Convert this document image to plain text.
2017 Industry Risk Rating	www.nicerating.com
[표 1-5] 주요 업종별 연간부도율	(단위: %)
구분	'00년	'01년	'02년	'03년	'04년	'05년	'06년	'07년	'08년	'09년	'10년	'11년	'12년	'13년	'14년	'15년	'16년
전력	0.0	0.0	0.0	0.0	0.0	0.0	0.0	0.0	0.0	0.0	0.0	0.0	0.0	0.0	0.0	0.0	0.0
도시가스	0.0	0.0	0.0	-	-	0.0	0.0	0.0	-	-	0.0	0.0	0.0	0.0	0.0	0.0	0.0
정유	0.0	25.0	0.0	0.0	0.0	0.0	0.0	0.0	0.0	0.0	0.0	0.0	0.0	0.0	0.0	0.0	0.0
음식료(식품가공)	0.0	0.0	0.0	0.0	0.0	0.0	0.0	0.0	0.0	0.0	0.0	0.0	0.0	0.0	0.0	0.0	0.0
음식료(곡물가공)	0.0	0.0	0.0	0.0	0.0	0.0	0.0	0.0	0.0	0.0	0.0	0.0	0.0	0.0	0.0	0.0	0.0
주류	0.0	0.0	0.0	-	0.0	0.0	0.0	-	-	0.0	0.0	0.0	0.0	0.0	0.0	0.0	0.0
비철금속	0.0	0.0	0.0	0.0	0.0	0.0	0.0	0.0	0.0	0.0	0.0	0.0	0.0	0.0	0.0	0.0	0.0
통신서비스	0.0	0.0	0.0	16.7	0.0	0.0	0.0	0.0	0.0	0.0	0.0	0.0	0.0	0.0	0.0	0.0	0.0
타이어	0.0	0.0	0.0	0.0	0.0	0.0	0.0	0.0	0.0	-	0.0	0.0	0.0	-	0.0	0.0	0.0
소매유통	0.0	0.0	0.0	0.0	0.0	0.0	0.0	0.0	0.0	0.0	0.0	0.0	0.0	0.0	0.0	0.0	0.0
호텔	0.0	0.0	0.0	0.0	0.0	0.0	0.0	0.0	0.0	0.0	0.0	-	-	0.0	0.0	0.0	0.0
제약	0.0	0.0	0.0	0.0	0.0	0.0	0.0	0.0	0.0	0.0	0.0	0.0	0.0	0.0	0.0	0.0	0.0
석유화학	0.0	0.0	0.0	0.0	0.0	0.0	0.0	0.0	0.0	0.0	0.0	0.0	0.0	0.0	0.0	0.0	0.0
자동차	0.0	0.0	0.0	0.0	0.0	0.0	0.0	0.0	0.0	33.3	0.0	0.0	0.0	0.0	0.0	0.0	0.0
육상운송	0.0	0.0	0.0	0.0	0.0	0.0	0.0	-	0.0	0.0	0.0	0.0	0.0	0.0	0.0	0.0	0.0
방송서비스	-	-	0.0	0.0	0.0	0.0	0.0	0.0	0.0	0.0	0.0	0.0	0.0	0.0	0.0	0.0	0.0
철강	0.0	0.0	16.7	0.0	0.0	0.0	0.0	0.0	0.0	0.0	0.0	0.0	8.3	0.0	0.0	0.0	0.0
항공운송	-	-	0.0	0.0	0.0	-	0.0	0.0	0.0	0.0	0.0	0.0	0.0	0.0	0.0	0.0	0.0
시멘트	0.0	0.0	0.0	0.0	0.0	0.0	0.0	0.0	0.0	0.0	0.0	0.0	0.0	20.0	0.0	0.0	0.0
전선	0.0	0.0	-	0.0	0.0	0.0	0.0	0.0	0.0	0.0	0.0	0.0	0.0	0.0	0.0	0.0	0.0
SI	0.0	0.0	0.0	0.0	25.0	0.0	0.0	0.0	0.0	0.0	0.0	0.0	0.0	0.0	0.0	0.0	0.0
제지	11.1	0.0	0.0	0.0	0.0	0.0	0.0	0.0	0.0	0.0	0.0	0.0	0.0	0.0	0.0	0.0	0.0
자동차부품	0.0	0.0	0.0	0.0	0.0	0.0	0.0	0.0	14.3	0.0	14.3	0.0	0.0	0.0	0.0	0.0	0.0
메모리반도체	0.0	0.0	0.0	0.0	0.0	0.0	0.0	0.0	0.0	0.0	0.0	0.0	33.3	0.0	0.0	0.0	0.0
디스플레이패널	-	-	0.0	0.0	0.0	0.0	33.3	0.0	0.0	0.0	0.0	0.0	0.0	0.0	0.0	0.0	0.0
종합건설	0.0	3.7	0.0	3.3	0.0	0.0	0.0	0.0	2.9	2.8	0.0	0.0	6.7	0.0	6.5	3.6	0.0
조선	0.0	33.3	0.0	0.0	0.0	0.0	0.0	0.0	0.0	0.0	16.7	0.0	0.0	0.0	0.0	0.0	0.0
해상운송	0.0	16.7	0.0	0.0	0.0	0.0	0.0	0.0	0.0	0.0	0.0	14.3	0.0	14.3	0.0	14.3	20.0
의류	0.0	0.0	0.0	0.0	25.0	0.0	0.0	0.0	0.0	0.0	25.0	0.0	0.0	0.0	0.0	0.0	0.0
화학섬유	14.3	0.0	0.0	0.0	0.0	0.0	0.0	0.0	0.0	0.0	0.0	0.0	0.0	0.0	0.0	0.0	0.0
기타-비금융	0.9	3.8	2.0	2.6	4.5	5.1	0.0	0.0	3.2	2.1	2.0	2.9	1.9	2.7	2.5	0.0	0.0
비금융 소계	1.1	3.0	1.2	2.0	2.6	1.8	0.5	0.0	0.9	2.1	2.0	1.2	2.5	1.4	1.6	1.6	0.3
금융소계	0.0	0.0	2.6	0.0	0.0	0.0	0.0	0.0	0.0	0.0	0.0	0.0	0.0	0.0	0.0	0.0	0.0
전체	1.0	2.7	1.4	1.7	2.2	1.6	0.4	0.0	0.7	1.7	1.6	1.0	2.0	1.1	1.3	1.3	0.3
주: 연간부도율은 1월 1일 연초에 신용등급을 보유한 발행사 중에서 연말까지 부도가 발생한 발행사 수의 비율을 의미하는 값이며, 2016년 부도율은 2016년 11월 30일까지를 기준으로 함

- - - - -

Task requirements
Emit the full listing verbatim.

Output for this exercise
Convert this document image to plain text.
2017 Industry Risk Rating	www.nicerating.com
[표 1-5] 주요 업종별 연간부도율	(단위: %)
구분	'00년	'01년	'02년	'03년	'04년	'05년	'06년	'07년	'08년	'09년	'10년	'11년	'12년	'13년	'14년	'15년	'16년
전력	0.0	0.0	0.0	0.0	0.0	0.0	0.0	0.0	0.0	0.0	0.0	0.0	0.0	0.0	0.0	0.0	0.0
도시가스	0.0	0.0	0.0	-	-	0.0	0.0	0.0	-	-	0.0	0.0	0.0	0.0	0.0	0.0	0.0
정유	0.0	25.0	0.0	0.0	0.0	0.0	0.0	0.0	0.0	0.0	0.0	0.0	0.0	0.0	0.0	0.0	0.0
음식료(식품가공)	0.0	0.0	0.0	0.0	0.0	0.0	0.0	0.0	0.0	0.0	0.0	0.0	0.0	0.0	0.0	0.0	0.0
음식료(곡물가공)	0.0	0.0	0.0	0.0	0.0	0.0	0.0	0.0	0.0	0.0	0.0	0.0	0.0	0.0	0.0	0.0	0.0
주류	0.0	0.0	0.0	-	0.0	0.0	0.0	-	-	0.0	0.0	0.0	0.0	0.0	0.0	0.0	0.0
비철금속	0.0	0.0	0.0	0.0	0.0	0.0	0.0	0.0	0.0	0.0	0.0	0.0	0.0	0.0	0.0	0.0	0.0
통신서비스	0.0	0.0	0.0	16.7	0.0	0.0	0.0	0.0	0.0	0.0	0.0	0.0	0.0	0.0	0.0	0.0	0.0
타이어	0.0	0.0	0.0	0.0	0.0	0.0	0.0	0.0	0.0	-	0.0	0.0	0.0	-	0.0	0.0	0.0
소매유통	0.0	0.0	0.0	0.0	0.0	0.0	0.0	0.0	0.0	0.0	0.0	0.0	0.0	0.0	0.0	0.0	0.0
호텔	0.0	0.0	0.0	0.0	0.0	0.0	0.0	0.0	0.0	0.0	0.0	-	-	0.0	0.0	0.0	0.0
제약	0.0	0.0	0.0	0.0	0.0	0.0	0.0	0.0	0.0	0.0	0.0	0.0	0.0	0.0	0.0	0.0	0.0
석유화학	0.0	0.0	0.0	0.0	0.0	0.0	0.0	0.0	0.0	0.0	0.0	0.0	0.0	0.0	0.0	0.0	0.0
자동차	0.0	0.0	0.0	0.0	0.0	0.0	0.0	0.0	0.0	33.3	0.0	0.0	0.0	0.0	0.0	0.0	0.0
육상운송	0.0	0.0	0.0	0.0	0.0	0.0	0.0	-	0.0	0.0	0.0	0.0	0.0	0.0	0.0	0.0	0.0
방송서비스	-	-	0.0	0.0	0.0	0.0	0.0	0.0	0.0	0.0	0.0	0.0	0.0	0.0	0.0	0.0	0.0
철강	0.0	0.0	16.7	0.0	0.0	0.0	0.0	0.0	0.0	0.0	0.0	0.0	8.3	0.0	0.0	0.0	0.0
항공운송	-	-	0.0	0.0	0.0	-	0.0	0.0	0.0	0.0	0.0	0.0	0.0	0.0	0.0	0.0	0.0
시멘트	0.0	0.0	0.0	0.0	0.0	0.0	0.0	0.0	0.0	0.0	0.0	0.0	0.0	20.0	0.0	0.0	0.0
전선	0.0	0.0	-	0.0	0.0	0.0	0.0	0.0	0.0	0.0	0.0	0.0	0.0	0.0	0.0	0.0	0.0
SI	0.0	0.0	0.0	0.0	25.0	0.0	0.0	0.0	0.0	0.0	0.0	0.0	0.0	0.0	0.0	0.0	0.0
제지	11.1	0.0	0.0	0.0	0.0	0.0	0.0	0.0	0.0	0.0	0.0	0.0	0.0	0.0	0.0	0.0	0.0
자동차부품	0.0	0.0	0.0	0.0	0.0	0.0	0.0	0.0	14.3	0.0	14.3	0.0	0.0	0.0	0.0	0.0	0.0
메모리반도체	0.0	0.0	0.0	0.0	0.0	0.0	0.0	0.0	0.0	0.0	0.0	0.0	33.3	0.0	0.0	0.0	0.0
디스플레이패널	-	-	0.0	0.0	0.0	0.0	33.3	0.0	0.0	0.0	0.0	0.0	0.0	0.0	0.0	0.0	0.0
종합건설	0.0	3.7	0.0	3.3	0.0	0.0	0.0	0.0	2.9	2.8	0.0	0.0	6.7	0.0	6.5	3.6	0.0
조선	0.0	33.3	0.0	0.0	0.0	0.0	0.0	0.0	0.0	0.0	16.7	0.0	0.0	0.0	0.0	0.0	0.0
해상운송	0.0	16.7	0.0	0.0	0.0	0.0	0.0	0.0	0.0	0.0	0.0	14.3	0.0	14.3	0.0	14.3	20.0
의류	0.0	0.0	0.0	0.0	25.0	0.0	0.0	0.0	0.0	0.0	25.0	0.0	0.0	0.0	0.0	0.0	0.0
화학섬유	14.3	0.0	0.0	0.0	0.0	0.0	0.0	0.0	0.0	0.0	0.0	0.0	0.0	0.0	0.0	0.0	0.0
기타-비금융	0.9	3.8	2.0	2.6	4.5	5.1	0.0	0.0	3.2	2.1	2.0	2.9	1.9	2.7	2.5	0.0	0.0
비금융 소계	1.1	3.0	1.2	2.0	2.6	1.8	0.5	0.0	0.9	2.1	2.0	1.2	2.5	1.4	1.6	1.6	0.3
금융소계	0.0	0.0	2.6	0.0	0.0	0.0	0.0	0.0	0.0	0.0	0.0	0.0	0.0	0.0	0.0	0.0	0.0
전체	1.0	2.7	1.4	1.7	2.2	1.6	0.4	0.0	0.7	1.7	1.6	1.0	2.0	1.1	1.3	1.3	0.3
주: 연간부도율은 1월 1일 연초에 신용등급을 보유한 발행사 중에서 연말까지 부도가 발생한 발행사 수의 비율을 의미하는 값이며, 2016년 부도율은 2016년 11월 30일까지를 기준으로 함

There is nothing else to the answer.